• Task details
Could you write out the records below exactly as they appear?

• Data section
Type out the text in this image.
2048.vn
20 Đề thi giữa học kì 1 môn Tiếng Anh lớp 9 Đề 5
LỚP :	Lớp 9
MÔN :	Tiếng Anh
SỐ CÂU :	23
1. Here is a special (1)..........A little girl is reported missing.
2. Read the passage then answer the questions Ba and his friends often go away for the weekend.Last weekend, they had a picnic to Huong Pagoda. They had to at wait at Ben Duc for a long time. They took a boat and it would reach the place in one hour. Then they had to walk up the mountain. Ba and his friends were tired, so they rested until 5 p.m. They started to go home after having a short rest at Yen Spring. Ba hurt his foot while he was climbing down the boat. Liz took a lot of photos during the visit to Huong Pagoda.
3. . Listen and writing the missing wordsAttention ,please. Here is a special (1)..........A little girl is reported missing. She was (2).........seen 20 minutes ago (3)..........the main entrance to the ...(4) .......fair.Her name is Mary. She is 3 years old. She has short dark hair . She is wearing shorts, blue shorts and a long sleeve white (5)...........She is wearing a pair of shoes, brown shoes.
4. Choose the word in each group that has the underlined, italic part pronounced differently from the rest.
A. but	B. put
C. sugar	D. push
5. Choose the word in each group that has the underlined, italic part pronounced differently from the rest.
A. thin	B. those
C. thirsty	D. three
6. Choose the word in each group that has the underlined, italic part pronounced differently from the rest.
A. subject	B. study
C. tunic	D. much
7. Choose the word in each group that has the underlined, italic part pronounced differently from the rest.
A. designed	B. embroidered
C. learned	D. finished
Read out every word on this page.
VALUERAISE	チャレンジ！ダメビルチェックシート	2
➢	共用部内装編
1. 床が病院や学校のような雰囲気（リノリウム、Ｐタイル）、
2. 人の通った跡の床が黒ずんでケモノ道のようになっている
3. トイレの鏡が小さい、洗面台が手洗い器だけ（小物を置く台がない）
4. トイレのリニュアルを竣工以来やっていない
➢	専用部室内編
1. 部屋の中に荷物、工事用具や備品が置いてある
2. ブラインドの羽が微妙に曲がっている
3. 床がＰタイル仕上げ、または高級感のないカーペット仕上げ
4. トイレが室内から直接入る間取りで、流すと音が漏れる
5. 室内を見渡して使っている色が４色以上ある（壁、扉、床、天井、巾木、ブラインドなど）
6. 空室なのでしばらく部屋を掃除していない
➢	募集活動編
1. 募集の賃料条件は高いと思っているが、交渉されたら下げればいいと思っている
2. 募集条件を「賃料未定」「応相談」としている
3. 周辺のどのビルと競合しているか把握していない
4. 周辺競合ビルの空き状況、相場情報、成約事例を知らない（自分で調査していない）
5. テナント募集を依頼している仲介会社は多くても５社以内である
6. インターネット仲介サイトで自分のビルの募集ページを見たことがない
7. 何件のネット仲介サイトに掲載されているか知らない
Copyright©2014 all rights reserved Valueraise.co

• Correct response
Type out the text in this image.
2048.vn
20 Đề thi giữa học kì 1 môn Tiếng Anh lớp 9 Đề 5
LỚP :	Lớp 9
MÔN :	Tiếng Anh
SỐ CÂU :	23
1. Here is a special (1)..........A little girl is reported missing.
2. Read the passage then answer the questions Ba and his friends often go away for the weekend.Last weekend, they had a picnic to Huong Pagoda. They had to at wait at Ben Duc for a long time. They took a boat and it would reach the place in one hour. Then they had to walk up the mountain. Ba and his friends were tired, so they rested until 5 p.m. They started to go home after having a short rest at Yen Spring. Ba hurt his foot while he was climbing down the boat. Liz took a lot of photos during the visit to Huong Pagoda.
3. . Listen and writing the missing wordsAttention ,please. Here is a special (1)..........A little girl is reported missing. She was (2).........seen 20 minutes ago (3)..........the main entrance to the ...(4) .......fair.Her name is Mary. She is 3 years old. She has short dark hair . She is wearing shorts, blue shorts and a long sleeve white (5)...........She is wearing a pair of shoes, brown shoes.
4. Choose the word in each group that has the underlined, italic part pronounced differently from the rest.
A. but	B. put
C. sugar	D. push
5. Choose the word in each group that has the underlined, italic part pronounced differently from the rest.
A. thin	B. those
C. thirsty	D. three
6. Choose the word in each group that has the underlined, italic part pronounced differently from the rest.
A. subject	B. study
C. tunic	D. much
7. Choose the word in each group that has the underlined, italic part pronounced differently from the rest.
A. designed	B. embroidered
C. learned	D. finished
Read out every word on this page.
VALUERAISE	チャレンジ！ダメビルチェックシート	2
➢	共用部内装編
1. 床が病院や学校のような雰囲気（リノリウム、Ｐタイル）、
2. 人の通った跡の床が黒ずんでケモノ道のようになっている
3. トイレの鏡が小さい、洗面台が手洗い器だけ（小物を置く台がない）
4. トイレのリニュアルを竣工以来やっていない
➢	専用部室内編
1. 部屋の中に荷物、工事用具や備品が置いてある
2. ブラインドの羽が微妙に曲がっている
3. 床がＰタイル仕上げ、または高級感のないカーペット仕上げ
4. トイレが室内から直接入る間取りで、流すと音が漏れる
5. 室内を見渡して使っている色が４色以上ある（壁、扉、床、天井、巾木、ブラインドなど）
6. 空室なのでしばらく部屋を掃除していない
➢	募集活動編
1. 募集の賃料条件は高いと思っているが、交渉されたら下げればいいと思っている
2. 募集条件を「賃料未定」「応相談」としている
3. 周辺のどのビルと競合しているか把握していない
4. 周辺競合ビルの空き状況、相場情報、成約事例を知らない（自分で調査していない）
5. テナント募集を依頼している仲介会社は多くても５社以内である
6. インターネット仲介サイトで自分のビルの募集ページを見たことがない
7. 何件のネット仲介サイトに掲載されているか知らない
Copyright©2014 all rights reserved Valueraise.co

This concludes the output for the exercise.